Report all lines holding "после".

Recorded data:
———
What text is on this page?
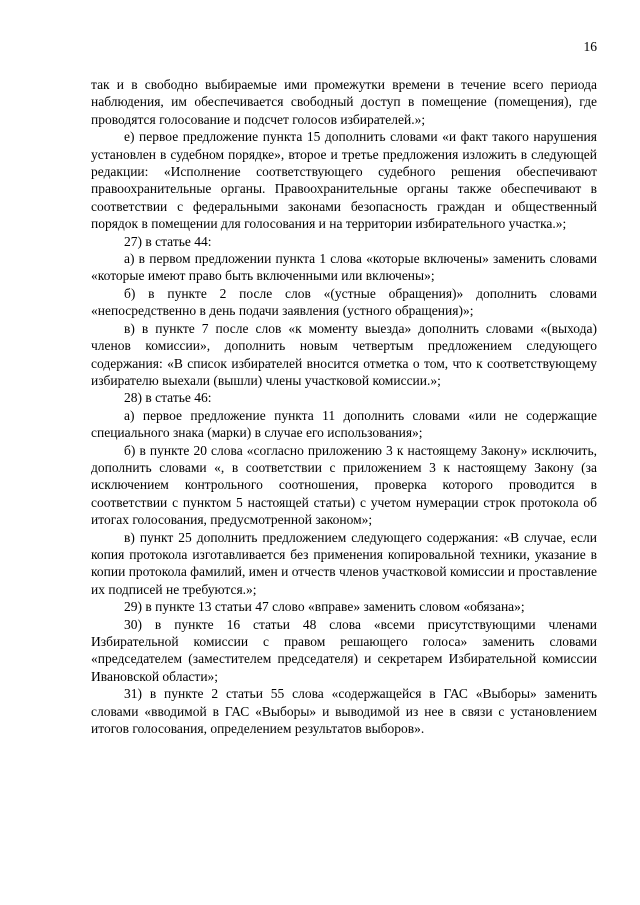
16

так и в свободно выбираемые ими промежутки времени в течение всего периода наблюдения, им обеспечивается свободный доступ в помещение (помещения), где проводятся голосование и подсчет голосов избирателей.»;

е) первое предложение пункта 15 дополнить словами «и факт такого нарушения установлен в судебном порядке», второе и третье предложения изложить в следующей редакции: «Исполнение соответствующего судебного решения обеспечивают правоохранительные органы. Правоохранительные органы также обеспечивают в соответствии с федеральными законами безопасность граждан и общественный порядок в помещении для голосования и на территории избирательного участка.»;

27) в статье 44:

а) в первом предложении пункта 1 слова «которые включены» заменить словами «которые имеют право быть включенными или включены»;

б) в пункте 2 после слов «(устные обращения)» дополнить словами «непосредственно в день подачи заявления (устного обращения)»;

в) в пункте 7 после слов «к моменту выезда» дополнить словами «(выхода) членов комиссии», дополнить новым четвертым предложением следующего содержания: «В список избирателей вносится отметка о том, что к соответствующему избирателю выехали (вышли) члены участковой комиссии.»;

28) в статье 46:

а) первое предложение пункта 11 дополнить словами «или не содержащие специального знака (марки) в случае его использования»;

б) в пункте 20 слова «согласно приложению 3 к настоящему Закону» исключить, дополнить словами «, в соответствии с приложением 3 к настоящему Закону (за исключением контрольного соотношения, проверка которого проводится в соответствии с пунктом 5 настоящей статьи) с учетом нумерации строк протокола об итогах голосования, предусмотренной законом»;

в) пункт 25 дополнить предложением следующего содержания: «В случае, если копия протокола изготавливается без применения копировальной техники, указание в копии протокола фамилий, имен и отчеств членов участковой комиссии и проставление их подписей не требуются.»;

29) в пункте 13 статьи 47 слово «вправе» заменить словом «обязана»;

30) в пункте 16 статьи 48 слова «всеми присутствующими членами Избирательной комиссии с правом решающего голоса» заменить словами «председателем (заместителем председателя) и секретарем Избирательной комиссии Ивановской области»;

31) в пункте 2 статьи 55 слова «содержащейся в ГАС «Выборы» заменить словами «вводимой в ГАС «Выборы» и выводимой из нее в связи с установлением итогов голосования, определением результатов выборов».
———
SOLVED PROBLEM ->
б) в пункте 2 после слов «(устные обращения)» дополнить словами «непосредственно в день подачи заявления (устного обращения)»;
в) в пункте 7 после слов «к моменту выезда» дополнить словами «(выхода) членов комиссии», дополнить новым четвертым предложением следующего содержания: «В список избирателей вносится отметка о том, что к соответствующему избирателю выехали (вышли) члены участковой комиссии.»;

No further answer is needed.